__WHAT YOU WILL DO__
Print verbatim the lines of the entries from the one containing "What does this" to the last, inclusive, and no others.

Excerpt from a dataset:

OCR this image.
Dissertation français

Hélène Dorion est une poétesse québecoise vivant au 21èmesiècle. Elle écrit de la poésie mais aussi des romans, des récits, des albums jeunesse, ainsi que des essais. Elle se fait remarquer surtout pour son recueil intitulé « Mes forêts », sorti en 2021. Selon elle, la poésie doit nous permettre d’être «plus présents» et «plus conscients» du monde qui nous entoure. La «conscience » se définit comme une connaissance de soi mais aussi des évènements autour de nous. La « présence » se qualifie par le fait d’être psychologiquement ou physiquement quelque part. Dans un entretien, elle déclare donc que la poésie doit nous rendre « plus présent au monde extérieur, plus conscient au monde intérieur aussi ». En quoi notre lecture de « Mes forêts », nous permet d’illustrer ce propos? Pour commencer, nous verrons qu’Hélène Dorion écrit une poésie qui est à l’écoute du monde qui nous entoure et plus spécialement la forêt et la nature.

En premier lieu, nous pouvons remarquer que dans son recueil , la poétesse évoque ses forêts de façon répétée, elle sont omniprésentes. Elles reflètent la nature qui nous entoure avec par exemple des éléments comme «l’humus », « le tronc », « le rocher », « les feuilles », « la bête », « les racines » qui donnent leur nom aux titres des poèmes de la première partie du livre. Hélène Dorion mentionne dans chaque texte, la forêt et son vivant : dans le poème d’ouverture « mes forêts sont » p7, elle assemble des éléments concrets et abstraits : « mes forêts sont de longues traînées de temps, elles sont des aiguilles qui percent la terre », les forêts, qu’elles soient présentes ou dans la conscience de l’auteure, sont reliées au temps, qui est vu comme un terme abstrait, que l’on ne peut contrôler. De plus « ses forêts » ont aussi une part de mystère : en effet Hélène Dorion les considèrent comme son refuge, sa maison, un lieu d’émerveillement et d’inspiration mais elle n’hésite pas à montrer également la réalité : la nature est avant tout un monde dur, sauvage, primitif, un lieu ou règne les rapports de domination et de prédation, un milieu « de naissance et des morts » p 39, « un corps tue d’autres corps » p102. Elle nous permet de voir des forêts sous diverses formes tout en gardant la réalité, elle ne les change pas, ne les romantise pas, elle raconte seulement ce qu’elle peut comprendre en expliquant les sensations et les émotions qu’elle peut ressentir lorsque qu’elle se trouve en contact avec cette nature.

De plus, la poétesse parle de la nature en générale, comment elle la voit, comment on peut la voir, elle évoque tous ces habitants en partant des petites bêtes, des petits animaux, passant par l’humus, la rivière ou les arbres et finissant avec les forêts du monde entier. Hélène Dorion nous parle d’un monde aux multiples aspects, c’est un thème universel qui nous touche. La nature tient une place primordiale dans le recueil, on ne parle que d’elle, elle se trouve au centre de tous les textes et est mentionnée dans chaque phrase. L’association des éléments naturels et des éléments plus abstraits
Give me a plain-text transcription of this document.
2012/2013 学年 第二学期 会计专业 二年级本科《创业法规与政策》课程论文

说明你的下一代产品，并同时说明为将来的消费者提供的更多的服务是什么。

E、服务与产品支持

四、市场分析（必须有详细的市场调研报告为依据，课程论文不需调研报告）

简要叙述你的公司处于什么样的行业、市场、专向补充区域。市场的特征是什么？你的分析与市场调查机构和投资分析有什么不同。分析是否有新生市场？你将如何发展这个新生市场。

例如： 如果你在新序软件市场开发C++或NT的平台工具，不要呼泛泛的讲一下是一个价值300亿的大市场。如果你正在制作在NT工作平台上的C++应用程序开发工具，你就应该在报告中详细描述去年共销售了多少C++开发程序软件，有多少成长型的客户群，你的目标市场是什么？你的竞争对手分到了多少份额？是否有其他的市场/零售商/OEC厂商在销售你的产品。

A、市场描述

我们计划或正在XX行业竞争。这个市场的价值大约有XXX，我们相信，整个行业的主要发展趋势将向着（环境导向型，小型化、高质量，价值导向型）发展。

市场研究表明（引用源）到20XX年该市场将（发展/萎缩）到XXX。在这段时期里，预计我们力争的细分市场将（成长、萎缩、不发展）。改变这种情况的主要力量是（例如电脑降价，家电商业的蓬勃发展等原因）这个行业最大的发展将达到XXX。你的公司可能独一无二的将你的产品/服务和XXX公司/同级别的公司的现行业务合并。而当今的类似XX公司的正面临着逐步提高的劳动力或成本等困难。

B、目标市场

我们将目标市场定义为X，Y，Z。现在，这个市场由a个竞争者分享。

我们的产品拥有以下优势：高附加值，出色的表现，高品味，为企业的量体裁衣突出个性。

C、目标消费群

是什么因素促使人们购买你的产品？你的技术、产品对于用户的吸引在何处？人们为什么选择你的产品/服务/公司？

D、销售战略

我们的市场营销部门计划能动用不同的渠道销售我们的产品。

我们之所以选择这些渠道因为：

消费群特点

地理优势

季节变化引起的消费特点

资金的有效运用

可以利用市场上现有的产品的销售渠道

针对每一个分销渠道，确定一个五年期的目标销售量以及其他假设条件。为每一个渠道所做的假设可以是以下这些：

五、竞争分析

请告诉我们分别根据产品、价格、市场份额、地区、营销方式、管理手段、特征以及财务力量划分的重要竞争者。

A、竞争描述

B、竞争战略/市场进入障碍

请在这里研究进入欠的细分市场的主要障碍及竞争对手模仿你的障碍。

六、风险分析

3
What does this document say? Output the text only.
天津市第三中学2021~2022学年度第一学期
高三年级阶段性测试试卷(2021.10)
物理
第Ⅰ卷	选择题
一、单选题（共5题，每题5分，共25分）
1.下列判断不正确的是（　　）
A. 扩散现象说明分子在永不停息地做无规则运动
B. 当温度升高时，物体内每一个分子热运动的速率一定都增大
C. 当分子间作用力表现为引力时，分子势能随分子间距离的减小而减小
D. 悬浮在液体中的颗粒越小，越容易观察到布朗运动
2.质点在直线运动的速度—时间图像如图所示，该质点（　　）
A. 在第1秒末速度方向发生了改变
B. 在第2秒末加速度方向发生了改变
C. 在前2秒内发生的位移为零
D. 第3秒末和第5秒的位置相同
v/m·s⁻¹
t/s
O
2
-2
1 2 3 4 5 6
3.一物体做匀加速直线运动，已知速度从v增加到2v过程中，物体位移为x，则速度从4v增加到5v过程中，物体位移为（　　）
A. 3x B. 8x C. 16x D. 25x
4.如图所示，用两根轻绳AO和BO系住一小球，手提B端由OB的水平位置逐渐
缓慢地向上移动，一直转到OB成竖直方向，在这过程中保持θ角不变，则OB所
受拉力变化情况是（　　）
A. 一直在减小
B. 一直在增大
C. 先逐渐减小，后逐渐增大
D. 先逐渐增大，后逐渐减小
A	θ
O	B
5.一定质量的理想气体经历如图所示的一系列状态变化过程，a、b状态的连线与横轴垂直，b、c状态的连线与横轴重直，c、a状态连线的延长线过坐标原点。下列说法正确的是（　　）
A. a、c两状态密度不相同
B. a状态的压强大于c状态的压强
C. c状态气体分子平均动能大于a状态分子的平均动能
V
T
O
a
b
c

__FINAL ANSWER__
What does this document say? Output the text only.
天津市第三中学2021~2022学年度第一学期
高三年级阶段性测试试卷(2021.10)
物理
第Ⅰ卷	选择题
一、单选题（共5题，每题5分，共25分）
1.下列判断不正确的是（　　）
A. 扩散现象说明分子在永不停息地做无规则运动
B. 当温度升高时，物体内每一个分子热运动的速率一定都增大
C. 当分子间作用力表现为引力时，分子势能随分子间距离的减小而减小
D. 悬浮在液体中的颗粒越小，越容易观察到布朗运动
2.质点在直线运动的速度—时间图像如图所示，该质点（　　）
A. 在第1秒末速度方向发生了改变
B. 在第2秒末加速度方向发生了改变
C. 在前2秒内发生的位移为零
D. 第3秒末和第5秒的位置相同
v/m·s⁻¹
t/s
O
2
-2
1 2 3 4 5 6
3.一物体做匀加速直线运动，已知速度从v增加到2v过程中，物体位移为x，则速度从4v增加到5v过程中，物体位移为（　　）
A. 3x B. 8x C. 16x D. 25x
4.如图所示，用两根轻绳AO和BO系住一小球，手提B端由OB的水平位置逐渐
缓慢地向上移动，一直转到OB成竖直方向，在这过程中保持θ角不变，则OB所
受拉力变化情况是（　　）
A. 一直在减小
B. 一直在增大
C. 先逐渐减小，后逐渐增大
D. 先逐渐增大，后逐渐减小
A	θ
O	B
5.一定质量的理想气体经历如图所示的一系列状态变化过程，a、b状态的连线与横轴垂直，b、c状态的连线与横轴重直，c、a状态连线的延长线过坐标原点。下列说法正确的是（　　）
A. a、c两状态密度不相同
B. a状态的压强大于c状态的压强
C. c状态气体分子平均动能大于a状态分子的平均动能
V
T
O
a
b
c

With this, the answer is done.